§ **Trecho do documento**:
------------------------------------

Comunidade terapêutica é condenada por submeter dependentes químicos a situação análoga à escravidão
Acusação do MPT foi feita em janeiro de 2025; instituição e responsável precisam pagar verbas trabalhistas
A Justiça do Trabalho condenou a Comunidade Terapêutica Tenda do Encontro, de Juiz de Fora, por submeter dependentes químicos a situação análoga à escravidão. Na sentença, foi reconhecida a existência de vínculo empregatício entre a instituição e os seis trabalhadores “acolhidos”. Consequentemente, a comunidade e seu representante legal foram condenados, de forma solidária, ao pagamento de verbas trabalhistas, bem como ao pagamento de indenização por danos morais coletivos no valor de R$ 50 mil, a ser revertida em proveito do Fundo de Direitos Difusos, e de indenização individual de R$ 10 mil a cada trabalhador.

------------------------------------

§ **Dados apresentados**:
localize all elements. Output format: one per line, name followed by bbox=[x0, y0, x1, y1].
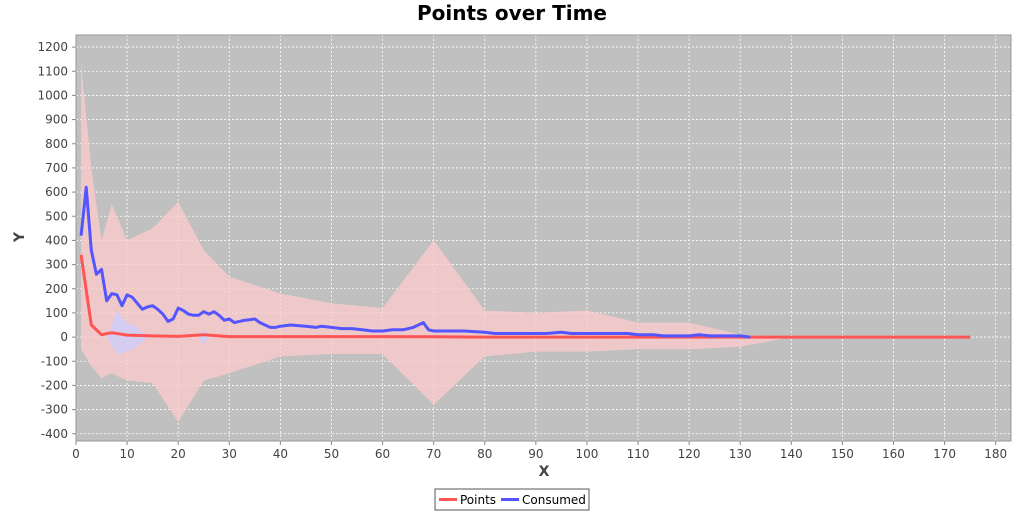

------------------------------------

§ **Tarefa**:
Copie na íntegra o trecho sobre a condenação da comunidade terapêutica, do título até a última frase, sem mudar nenhuma palavra ou sinal. O material não é necessário para resolver esta tarefa.

§ **Resposta correta**:
Comunidade terapêutica é condenada por submeter dependentes químicos a situação análoga à escravidão
Acusação do MPT foi feita em janeiro de 2025; instituição e responsável precisam pagar verbas trabalhistas
A Justiça do Trabalho condenou a Comunidade Terapêutica Tenda do Encontro, de Juiz de Fora, por submeter dependentes químicos a situação análoga à escravidão. Na sentença, foi reconhecida a existência de vínculo empregatício entre a instituição e os seis trabalhadores “acolhidos”. Consequentemente, a comunidade e seu representante legal foram condenados, de forma solidária, ao pagamento de verbas trabalhistas, bem como ao pagamento de indenização por danos morais coletivos no valor de R$ 50 mil, a ser revertida em proveito do Fundo de Direitos Difusos, e de indenização individual de R$ 10 mil a cada trabalhador.